__Task directions__: Assemble all lines in which the string "color" appears.

__Source material__:

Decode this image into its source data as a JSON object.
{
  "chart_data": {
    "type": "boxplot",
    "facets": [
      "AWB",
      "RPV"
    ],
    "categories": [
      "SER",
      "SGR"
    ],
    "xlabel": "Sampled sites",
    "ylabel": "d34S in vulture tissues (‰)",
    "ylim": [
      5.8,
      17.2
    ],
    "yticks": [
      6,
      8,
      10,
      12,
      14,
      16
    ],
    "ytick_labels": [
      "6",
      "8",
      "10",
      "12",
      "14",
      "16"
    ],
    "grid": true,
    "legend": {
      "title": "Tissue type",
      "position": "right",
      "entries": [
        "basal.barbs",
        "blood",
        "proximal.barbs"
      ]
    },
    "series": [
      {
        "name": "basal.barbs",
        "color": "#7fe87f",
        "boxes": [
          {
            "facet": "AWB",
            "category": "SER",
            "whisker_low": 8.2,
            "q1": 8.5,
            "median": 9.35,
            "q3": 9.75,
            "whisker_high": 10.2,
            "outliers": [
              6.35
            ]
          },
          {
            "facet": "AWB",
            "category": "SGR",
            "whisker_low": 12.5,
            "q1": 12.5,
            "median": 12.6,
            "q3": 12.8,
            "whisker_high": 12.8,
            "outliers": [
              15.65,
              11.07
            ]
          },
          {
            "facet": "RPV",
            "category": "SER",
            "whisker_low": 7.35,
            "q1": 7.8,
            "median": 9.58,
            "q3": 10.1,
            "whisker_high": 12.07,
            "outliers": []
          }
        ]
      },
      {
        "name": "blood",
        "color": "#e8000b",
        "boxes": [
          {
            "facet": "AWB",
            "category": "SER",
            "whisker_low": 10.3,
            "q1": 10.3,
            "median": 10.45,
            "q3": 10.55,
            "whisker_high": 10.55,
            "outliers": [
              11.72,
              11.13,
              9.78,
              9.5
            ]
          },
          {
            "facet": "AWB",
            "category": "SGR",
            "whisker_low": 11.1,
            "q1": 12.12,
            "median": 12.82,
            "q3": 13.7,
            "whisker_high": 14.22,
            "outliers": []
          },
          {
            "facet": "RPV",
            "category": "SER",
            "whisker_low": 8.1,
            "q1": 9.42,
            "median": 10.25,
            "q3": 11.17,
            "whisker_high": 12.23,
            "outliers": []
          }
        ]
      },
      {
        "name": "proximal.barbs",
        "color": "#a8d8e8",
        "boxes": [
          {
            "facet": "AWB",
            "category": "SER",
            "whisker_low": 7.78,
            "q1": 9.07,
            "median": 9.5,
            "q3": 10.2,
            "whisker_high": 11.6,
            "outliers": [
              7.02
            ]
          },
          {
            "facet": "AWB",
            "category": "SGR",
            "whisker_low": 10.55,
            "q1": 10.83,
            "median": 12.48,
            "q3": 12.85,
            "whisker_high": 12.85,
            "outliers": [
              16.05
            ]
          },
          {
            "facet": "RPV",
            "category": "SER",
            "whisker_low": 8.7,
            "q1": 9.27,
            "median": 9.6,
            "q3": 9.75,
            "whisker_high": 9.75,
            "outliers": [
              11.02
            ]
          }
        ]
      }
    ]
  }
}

__The result__:
        "color": "#7fe87f",
        "color": "#e8000b",
        "color": "#a8d8e8",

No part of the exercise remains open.